* _Goal of the exercise_: Without the images, write out the whole listing exactly.

-------- Input records --------

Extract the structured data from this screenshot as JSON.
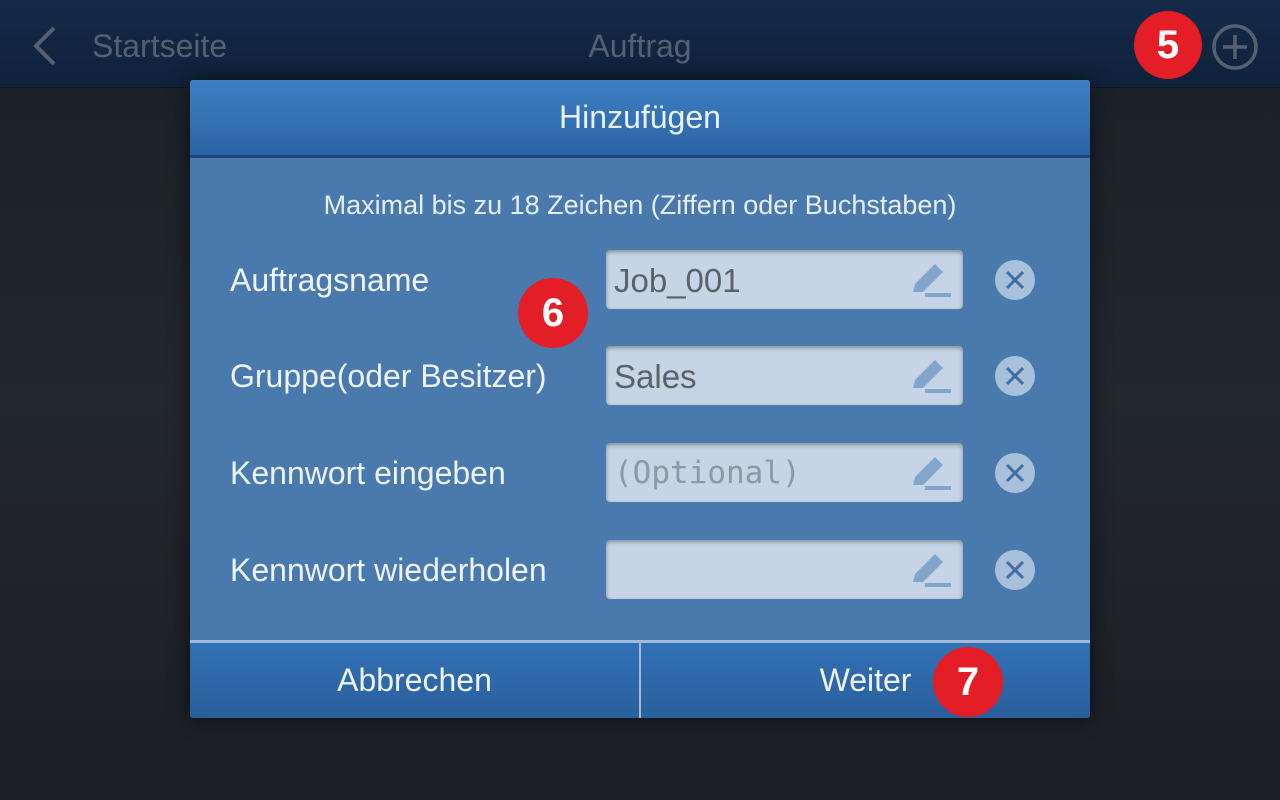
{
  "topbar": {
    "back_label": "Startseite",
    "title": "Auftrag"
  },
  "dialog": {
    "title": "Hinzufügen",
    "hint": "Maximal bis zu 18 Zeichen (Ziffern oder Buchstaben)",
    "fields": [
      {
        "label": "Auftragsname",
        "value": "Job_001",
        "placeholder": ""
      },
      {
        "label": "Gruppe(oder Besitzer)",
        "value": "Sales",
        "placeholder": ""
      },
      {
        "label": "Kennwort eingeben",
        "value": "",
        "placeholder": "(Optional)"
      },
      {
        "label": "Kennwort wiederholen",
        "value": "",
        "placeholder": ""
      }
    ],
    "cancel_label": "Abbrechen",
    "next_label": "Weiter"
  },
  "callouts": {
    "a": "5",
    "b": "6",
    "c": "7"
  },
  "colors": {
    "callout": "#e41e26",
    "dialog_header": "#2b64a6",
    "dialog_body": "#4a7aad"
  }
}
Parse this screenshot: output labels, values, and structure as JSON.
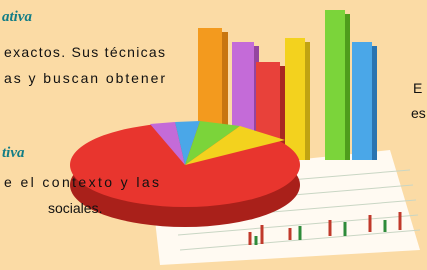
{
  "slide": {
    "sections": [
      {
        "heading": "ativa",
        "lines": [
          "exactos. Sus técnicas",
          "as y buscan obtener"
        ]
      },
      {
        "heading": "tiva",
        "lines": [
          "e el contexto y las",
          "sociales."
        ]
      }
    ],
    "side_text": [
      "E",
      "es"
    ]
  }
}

--------

* _Exercise answer_:
Extract the structured data from this screenshot as JSON.
{
  "topbar": {
    "back_label": "Startseite",
    "title": "Auftrag"
  },
  "dialog": {
    "title": "Hinzufügen",
    "hint": "Maximal bis zu 18 Zeichen (Ziffern oder Buchstaben)",
    "fields": [
      {
        "label": "Auftragsname",
        "value": "Job_001",
        "placeholder": ""
      },
      {
        "label": "Gruppe(oder Besitzer)",
        "value": "Sales",
        "placeholder": ""
      },
      {
        "label": "Kennwort eingeben",
        "value": "",
        "placeholder": "(Optional)"
      },
      {
        "label": "Kennwort wiederholen",
        "value": "",
        "placeholder": ""
      }
    ],
    "cancel_label": "Abbrechen",
    "next_label": "Weiter"
  },
  "callouts": {
    "a": "5",
    "b": "6",
    "c": "7"
  },
  "colors": {
    "callout": "#e41e26",
    "dialog_header": "#2b64a6",
    "dialog_body": "#4a7aad"
  }
}
Parse this screenshot: output labels, values, and structure as JSON.
{
  "slide": {
    "sections": [
      {
        "heading": "ativa",
        "lines": [
          "exactos. Sus técnicas",
          "as y buscan obtener"
        ]
      },
      {
        "heading": "tiva",
        "lines": [
          "e el contexto y las",
          "sociales."
        ]
      }
    ],
    "side_text": [
      "E",
      "es"
    ]
  }
}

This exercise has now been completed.